** START OF EXTRACTED DATA **
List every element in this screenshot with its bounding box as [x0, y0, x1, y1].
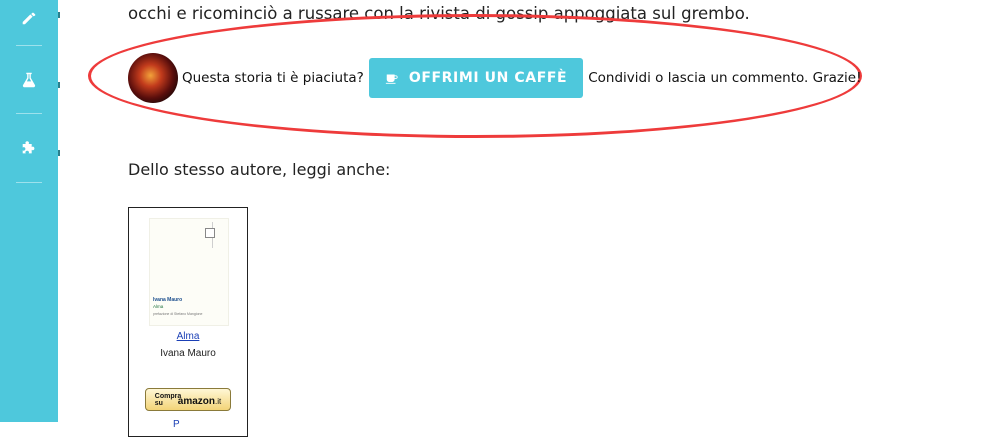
buy-coffee-button[interactable]: OFFRIMI UN CAFFÈ: [368, 58, 584, 98]
sidebar-item-lab[interactable]: [0, 56, 58, 104]
sidebar-edge-mark: [58, 82, 60, 88]
buy-on-amazon-button[interactable]: Compra su amazon.it: [145, 388, 231, 411]
pencil-icon: [22, 12, 36, 25]
sidebar-edge-mark: [58, 150, 60, 156]
sidebar: [0, 0, 58, 422]
truncated-link[interactable]: P: [173, 419, 180, 430]
cta-question: Questa storia ti è piaciuta?: [182, 70, 364, 86]
flask-icon: [22, 72, 36, 88]
cta-closing: Condividi o lascia un commento. Grazie!: [588, 70, 862, 86]
sidebar-divider: [16, 113, 42, 114]
amazon-brand: amazon: [177, 395, 215, 407]
sidebar-item-write[interactable]: [0, 0, 58, 42]
amazon-domain: .it: [215, 396, 222, 406]
book-card: Ivana Mauro Alma prefazione di Stefano M…: [128, 207, 248, 437]
cover-author: Ivana Mauro: [153, 297, 183, 303]
puzzle-icon: [22, 141, 35, 154]
coffee-cup-icon: [385, 74, 398, 84]
cover-subtitle: prefazione di Stefano Mangione: [153, 312, 203, 316]
sidebar-edge-mark: [58, 12, 60, 18]
related-heading: Dello stesso autore, leggi anche:: [128, 160, 391, 179]
amazon-buy-small-label: Compra su: [154, 392, 182, 407]
author-avatar: [128, 53, 178, 103]
sidebar-item-extras[interactable]: [0, 124, 58, 172]
cover-publisher-mark: [205, 222, 223, 248]
support-cta: Questa storia ti è piaciuta? OFFRIMI UN …: [128, 53, 861, 103]
cover-title: Alma: [153, 304, 164, 309]
sidebar-divider: [16, 182, 42, 183]
book-title-link[interactable]: Alma: [129, 331, 247, 342]
book-author: Ivana Mauro: [160, 348, 216, 359]
sidebar-divider: [16, 45, 42, 46]
book-cover-image[interactable]: Ivana Mauro Alma prefazione di Stefano M…: [149, 218, 229, 326]
buy-coffee-label: OFFRIMI UN CAFFÈ: [408, 70, 568, 86]
amazon-logo: amazon.it: [178, 391, 221, 409]
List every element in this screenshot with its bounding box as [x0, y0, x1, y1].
** END OF EXTRACTED DATA **
TASK REQUIREMENTS :: Retype the material line for line, with no changes, and leave out the pictures.

TASK RESPONSE ::
List every element in this screenshot with its bounding box as [x0, y0, x1, y1].
buy-coffee-button[interactable]: OFFRIMI UN CAFFÈ: [368, 58, 584, 98]
sidebar-item-lab[interactable]: [0, 56, 58, 104]
sidebar-edge-mark: [58, 82, 60, 88]
buy-on-amazon-button[interactable]: Compra su amazon.it: [145, 388, 231, 411]
pencil-icon: [22, 12, 36, 25]
sidebar-edge-mark: [58, 150, 60, 156]
sidebar: [0, 0, 58, 422]
truncated-link[interactable]: P: [173, 419, 180, 430]
cta-question: Questa storia ti è piaciuta?: [182, 70, 364, 86]
flask-icon: [22, 72, 36, 88]
cta-closing: Condividi o lascia un commento. Grazie!: [588, 70, 862, 86]
sidebar-divider: [16, 113, 42, 114]
amazon-brand: amazon: [177, 395, 215, 407]
sidebar-item-write[interactable]: [0, 0, 58, 42]
amazon-domain: .it: [215, 396, 222, 406]
book-card: Ivana Mauro Alma prefazione di Stefano M…: [128, 207, 248, 437]
cover-author: Ivana Mauro: [153, 297, 183, 303]
puzzle-icon: [22, 141, 35, 154]
coffee-cup-icon: [385, 74, 398, 84]
cover-subtitle: prefazione di Stefano Mangione: [153, 312, 203, 316]
sidebar-edge-mark: [58, 12, 60, 18]
related-heading: Dello stesso autore, leggi anche:: [128, 160, 391, 179]
amazon-buy-small-label: Compra su: [154, 392, 182, 407]
author-avatar: [128, 53, 178, 103]
sidebar-item-extras[interactable]: [0, 124, 58, 172]
cover-publisher-mark: [205, 222, 223, 248]
support-cta: Questa storia ti è piaciuta? OFFRIMI UN …: [128, 53, 861, 103]
cover-title: Alma: [153, 304, 164, 309]
sidebar-divider: [16, 182, 42, 183]
book-title-link[interactable]: Alma: [129, 331, 247, 342]
book-author: Ivana Mauro: [160, 348, 216, 359]
sidebar-divider: [16, 45, 42, 46]
book-cover-image[interactable]: Ivana Mauro Alma prefazione di Stefano M…: [149, 218, 229, 326]
buy-coffee-label: OFFRIMI UN CAFFÈ: [408, 70, 568, 86]
amazon-logo: amazon.it: [178, 391, 221, 409]
List every element in this screenshot with its bounding box as [x0, y0, x1, y1].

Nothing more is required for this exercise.